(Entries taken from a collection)
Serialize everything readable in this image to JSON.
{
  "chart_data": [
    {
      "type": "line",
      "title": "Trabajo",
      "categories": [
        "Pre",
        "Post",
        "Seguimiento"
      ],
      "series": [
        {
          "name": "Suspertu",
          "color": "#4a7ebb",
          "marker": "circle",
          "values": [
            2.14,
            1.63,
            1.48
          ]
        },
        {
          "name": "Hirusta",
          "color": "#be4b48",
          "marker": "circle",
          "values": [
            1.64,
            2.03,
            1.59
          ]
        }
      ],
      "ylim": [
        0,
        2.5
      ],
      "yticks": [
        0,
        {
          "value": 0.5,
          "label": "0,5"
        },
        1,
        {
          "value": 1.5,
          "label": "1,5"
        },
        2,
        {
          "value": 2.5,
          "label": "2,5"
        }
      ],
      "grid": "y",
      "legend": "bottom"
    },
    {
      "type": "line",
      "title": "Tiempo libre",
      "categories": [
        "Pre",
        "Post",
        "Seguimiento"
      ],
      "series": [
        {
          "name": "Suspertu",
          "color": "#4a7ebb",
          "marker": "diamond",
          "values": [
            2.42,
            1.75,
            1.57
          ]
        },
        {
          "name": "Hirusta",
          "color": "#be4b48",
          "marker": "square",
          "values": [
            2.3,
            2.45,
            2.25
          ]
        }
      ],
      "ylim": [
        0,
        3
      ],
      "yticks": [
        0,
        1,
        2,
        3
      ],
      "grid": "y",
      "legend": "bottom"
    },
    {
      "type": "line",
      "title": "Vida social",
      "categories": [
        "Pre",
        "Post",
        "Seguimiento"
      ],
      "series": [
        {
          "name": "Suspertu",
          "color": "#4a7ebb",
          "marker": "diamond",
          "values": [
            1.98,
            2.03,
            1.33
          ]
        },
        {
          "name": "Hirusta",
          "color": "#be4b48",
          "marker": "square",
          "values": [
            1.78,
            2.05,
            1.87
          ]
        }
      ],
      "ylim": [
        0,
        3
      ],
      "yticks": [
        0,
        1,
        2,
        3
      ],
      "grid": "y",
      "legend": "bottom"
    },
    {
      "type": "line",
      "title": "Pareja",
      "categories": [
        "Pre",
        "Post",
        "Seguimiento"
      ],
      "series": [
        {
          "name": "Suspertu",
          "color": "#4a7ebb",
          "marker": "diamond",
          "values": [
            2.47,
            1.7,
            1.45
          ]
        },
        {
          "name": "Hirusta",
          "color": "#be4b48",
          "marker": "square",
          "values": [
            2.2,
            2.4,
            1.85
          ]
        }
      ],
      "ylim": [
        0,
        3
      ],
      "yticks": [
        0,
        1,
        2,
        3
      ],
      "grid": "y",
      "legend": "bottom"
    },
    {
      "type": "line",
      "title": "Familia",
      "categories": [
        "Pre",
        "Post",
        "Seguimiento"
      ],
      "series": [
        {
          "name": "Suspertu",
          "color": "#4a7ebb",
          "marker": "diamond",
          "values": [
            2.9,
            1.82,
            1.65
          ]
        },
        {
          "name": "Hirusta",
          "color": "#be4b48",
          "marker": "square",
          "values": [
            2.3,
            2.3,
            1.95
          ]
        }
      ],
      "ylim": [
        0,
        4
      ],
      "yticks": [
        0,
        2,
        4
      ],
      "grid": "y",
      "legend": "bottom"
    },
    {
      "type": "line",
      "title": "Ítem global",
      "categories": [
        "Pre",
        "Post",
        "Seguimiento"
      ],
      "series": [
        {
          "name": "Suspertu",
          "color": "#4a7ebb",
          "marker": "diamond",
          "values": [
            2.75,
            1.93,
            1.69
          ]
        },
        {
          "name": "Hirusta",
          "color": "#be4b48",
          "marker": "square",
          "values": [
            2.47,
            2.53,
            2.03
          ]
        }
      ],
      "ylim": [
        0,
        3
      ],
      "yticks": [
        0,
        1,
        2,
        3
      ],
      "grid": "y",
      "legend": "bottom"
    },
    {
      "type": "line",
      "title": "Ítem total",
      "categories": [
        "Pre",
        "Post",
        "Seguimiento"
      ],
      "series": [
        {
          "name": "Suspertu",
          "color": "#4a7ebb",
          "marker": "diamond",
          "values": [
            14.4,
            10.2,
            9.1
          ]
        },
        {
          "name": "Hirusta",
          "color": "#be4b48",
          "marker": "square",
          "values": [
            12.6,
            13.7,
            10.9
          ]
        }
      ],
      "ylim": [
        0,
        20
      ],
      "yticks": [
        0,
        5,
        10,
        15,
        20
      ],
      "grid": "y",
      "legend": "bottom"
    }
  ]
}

#### Your instructions:
All of the material above needs to be copied exactly.

#### Task result:
Serialize everything readable in this image to JSON.
{
  "chart_data": [
    {
      "type": "line",
      "title": "Trabajo",
      "categories": [
        "Pre",
        "Post",
        "Seguimiento"
      ],
      "series": [
        {
          "name": "Suspertu",
          "color": "#4a7ebb",
          "marker": "circle",
          "values": [
            2.14,
            1.63,
            1.48
          ]
        },
        {
          "name": "Hirusta",
          "color": "#be4b48",
          "marker": "circle",
          "values": [
            1.64,
            2.03,
            1.59
          ]
        }
      ],
      "ylim": [
        0,
        2.5
      ],
      "yticks": [
        0,
        {
          "value": 0.5,
          "label": "0,5"
        },
        1,
        {
          "value": 1.5,
          "label": "1,5"
        },
        2,
        {
          "value": 2.5,
          "label": "2,5"
        }
      ],
      "grid": "y",
      "legend": "bottom"
    },
    {
      "type": "line",
      "title": "Tiempo libre",
      "categories": [
        "Pre",
        "Post",
        "Seguimiento"
      ],
      "series": [
        {
          "name": "Suspertu",
          "color": "#4a7ebb",
          "marker": "diamond",
          "values": [
            2.42,
            1.75,
            1.57
          ]
        },
        {
          "name": "Hirusta",
          "color": "#be4b48",
          "marker": "square",
          "values": [
            2.3,
            2.45,
            2.25
          ]
        }
      ],
      "ylim": [
        0,
        3
      ],
      "yticks": [
        0,
        1,
        2,
        3
      ],
      "grid": "y",
      "legend": "bottom"
    },
    {
      "type": "line",
      "title": "Vida social",
      "categories": [
        "Pre",
        "Post",
        "Seguimiento"
      ],
      "series": [
        {
          "name": "Suspertu",
          "color": "#4a7ebb",
          "marker": "diamond",
          "values": [
            1.98,
            2.03,
            1.33
          ]
        },
        {
          "name": "Hirusta",
          "color": "#be4b48",
          "marker": "square",
          "values": [
            1.78,
            2.05,
            1.87
          ]
        }
      ],
      "ylim": [
        0,
        3
      ],
      "yticks": [
        0,
        1,
        2,
        3
      ],
      "grid": "y",
      "legend": "bottom"
    },
    {
      "type": "line",
      "title": "Pareja",
      "categories": [
        "Pre",
        "Post",
        "Seguimiento"
      ],
      "series": [
        {
          "name": "Suspertu",
          "color": "#4a7ebb",
          "marker": "diamond",
          "values": [
            2.47,
            1.7,
            1.45
          ]
        },
        {
          "name": "Hirusta",
          "color": "#be4b48",
          "marker": "square",
          "values": [
            2.2,
            2.4,
            1.85
          ]
        }
      ],
      "ylim": [
        0,
        3
      ],
      "yticks": [
        0,
        1,
        2,
        3
      ],
      "grid": "y",
      "legend": "bottom"
    },
    {
      "type": "line",
      "title": "Familia",
      "categories": [
        "Pre",
        "Post",
        "Seguimiento"
      ],
      "series": [
        {
          "name": "Suspertu",
          "color": "#4a7ebb",
          "marker": "diamond",
          "values": [
            2.9,
            1.82,
            1.65
          ]
        },
        {
          "name": "Hirusta",
          "color": "#be4b48",
          "marker": "square",
          "values": [
            2.3,
            2.3,
            1.95
          ]
        }
      ],
      "ylim": [
        0,
        4
      ],
      "yticks": [
        0,
        2,
        4
      ],
      "grid": "y",
      "legend": "bottom"
    },
    {
      "type": "line",
      "title": "Ítem global",
      "categories": [
        "Pre",
        "Post",
        "Seguimiento"
      ],
      "series": [
        {
          "name": "Suspertu",
          "color": "#4a7ebb",
          "marker": "diamond",
          "values": [
            2.75,
            1.93,
            1.69
          ]
        },
        {
          "name": "Hirusta",
          "color": "#be4b48",
          "marker": "square",
          "values": [
            2.47,
            2.53,
            2.03
          ]
        }
      ],
      "ylim": [
        0,
        3
      ],
      "yticks": [
        0,
        1,
        2,
        3
      ],
      "grid": "y",
      "legend": "bottom"
    },
    {
      "type": "line",
      "title": "Ítem total",
      "categories": [
        "Pre",
        "Post",
        "Seguimiento"
      ],
      "series": [
        {
          "name": "Suspertu",
          "color": "#4a7ebb",
          "marker": "diamond",
          "values": [
            14.4,
            10.2,
            9.1
          ]
        },
        {
          "name": "Hirusta",
          "color": "#be4b48",
          "marker": "square",
          "values": [
            12.6,
            13.7,
            10.9
          ]
        }
      ],
      "ylim": [
        0,
        20
      ],
      "yticks": [
        0,
        5,
        10,
        15,
        20
      ],
      "grid": "y",
      "legend": "bottom"
    }
  ]
}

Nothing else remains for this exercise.